Written instruction
Take the material and output all of it exactly.

Working data
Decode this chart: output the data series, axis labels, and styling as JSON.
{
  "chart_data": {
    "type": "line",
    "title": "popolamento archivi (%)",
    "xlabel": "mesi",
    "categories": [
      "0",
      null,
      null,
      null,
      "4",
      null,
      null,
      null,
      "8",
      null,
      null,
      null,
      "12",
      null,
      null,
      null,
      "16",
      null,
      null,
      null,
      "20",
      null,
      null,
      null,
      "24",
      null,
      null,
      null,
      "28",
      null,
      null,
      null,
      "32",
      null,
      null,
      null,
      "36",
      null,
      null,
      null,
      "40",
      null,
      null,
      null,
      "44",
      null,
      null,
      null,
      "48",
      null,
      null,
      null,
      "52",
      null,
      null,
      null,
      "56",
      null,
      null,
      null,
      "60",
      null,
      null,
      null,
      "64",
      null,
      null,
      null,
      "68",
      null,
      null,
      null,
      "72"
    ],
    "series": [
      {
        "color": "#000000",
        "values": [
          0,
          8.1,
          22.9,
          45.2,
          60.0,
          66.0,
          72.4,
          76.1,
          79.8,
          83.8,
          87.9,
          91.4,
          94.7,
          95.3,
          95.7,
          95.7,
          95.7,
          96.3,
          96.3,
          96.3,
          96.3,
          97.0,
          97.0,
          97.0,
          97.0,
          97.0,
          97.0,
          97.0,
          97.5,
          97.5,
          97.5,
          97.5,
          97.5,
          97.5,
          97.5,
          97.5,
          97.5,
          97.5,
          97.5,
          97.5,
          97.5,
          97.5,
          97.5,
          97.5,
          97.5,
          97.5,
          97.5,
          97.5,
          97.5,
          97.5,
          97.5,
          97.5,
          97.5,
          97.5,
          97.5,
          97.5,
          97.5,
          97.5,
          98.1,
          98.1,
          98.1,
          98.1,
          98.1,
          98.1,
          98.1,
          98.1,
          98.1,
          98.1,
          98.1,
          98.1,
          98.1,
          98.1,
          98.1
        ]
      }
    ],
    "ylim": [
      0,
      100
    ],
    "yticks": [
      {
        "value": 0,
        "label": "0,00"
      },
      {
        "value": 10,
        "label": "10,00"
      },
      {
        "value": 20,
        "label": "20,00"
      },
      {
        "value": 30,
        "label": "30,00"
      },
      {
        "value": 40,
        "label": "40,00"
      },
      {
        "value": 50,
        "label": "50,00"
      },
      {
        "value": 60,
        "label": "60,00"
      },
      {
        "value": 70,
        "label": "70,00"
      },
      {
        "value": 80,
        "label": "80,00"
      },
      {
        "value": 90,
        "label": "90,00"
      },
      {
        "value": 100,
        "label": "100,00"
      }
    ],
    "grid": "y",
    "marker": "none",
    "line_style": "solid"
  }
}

The response
Decode this chart: output the data series, axis labels, and styling as JSON.
{
  "chart_data": {
    "type": "line",
    "title": "popolamento archivi (%)",
    "xlabel": "mesi",
    "categories": [
      "0",
      null,
      null,
      null,
      "4",
      null,
      null,
      null,
      "8",
      null,
      null,
      null,
      "12",
      null,
      null,
      null,
      "16",
      null,
      null,
      null,
      "20",
      null,
      null,
      null,
      "24",
      null,
      null,
      null,
      "28",
      null,
      null,
      null,
      "32",
      null,
      null,
      null,
      "36",
      null,
      null,
      null,
      "40",
      null,
      null,
      null,
      "44",
      null,
      null,
      null,
      "48",
      null,
      null,
      null,
      "52",
      null,
      null,
      null,
      "56",
      null,
      null,
      null,
      "60",
      null,
      null,
      null,
      "64",
      null,
      null,
      null,
      "68",
      null,
      null,
      null,
      "72"
    ],
    "series": [
      {
        "color": "#000000",
        "values": [
          0,
          8.1,
          22.9,
          45.2,
          60.0,
          66.0,
          72.4,
          76.1,
          79.8,
          83.8,
          87.9,
          91.4,
          94.7,
          95.3,
          95.7,
          95.7,
          95.7,
          96.3,
          96.3,
          96.3,
          96.3,
          97.0,
          97.0,
          97.0,
          97.0,
          97.0,
          97.0,
          97.0,
          97.5,
          97.5,
          97.5,
          97.5,
          97.5,
          97.5,
          97.5,
          97.5,
          97.5,
          97.5,
          97.5,
          97.5,
          97.5,
          97.5,
          97.5,
          97.5,
          97.5,
          97.5,
          97.5,
          97.5,
          97.5,
          97.5,
          97.5,
          97.5,
          97.5,
          97.5,
          97.5,
          97.5,
          97.5,
          97.5,
          98.1,
          98.1,
          98.1,
          98.1,
          98.1,
          98.1,
          98.1,
          98.1,
          98.1,
          98.1,
          98.1,
          98.1,
          98.1,
          98.1,
          98.1
        ]
      }
    ],
    "ylim": [
      0,
      100
    ],
    "yticks": [
      {
        "value": 0,
        "label": "0,00"
      },
      {
        "value": 10,
        "label": "10,00"
      },
      {
        "value": 20,
        "label": "20,00"
      },
      {
        "value": 30,
        "label": "30,00"
      },
      {
        "value": 40,
        "label": "40,00"
      },
      {
        "value": 50,
        "label": "50,00"
      },
      {
        "value": 60,
        "label": "60,00"
      },
      {
        "value": 70,
        "label": "70,00"
      },
      {
        "value": 80,
        "label": "80,00"
      },
      {
        "value": 90,
        "label": "90,00"
      },
      {
        "value": 100,
        "label": "100,00"
      }
    ],
    "grid": "y",
    "marker": "none",
    "line_style": "solid"
  }
}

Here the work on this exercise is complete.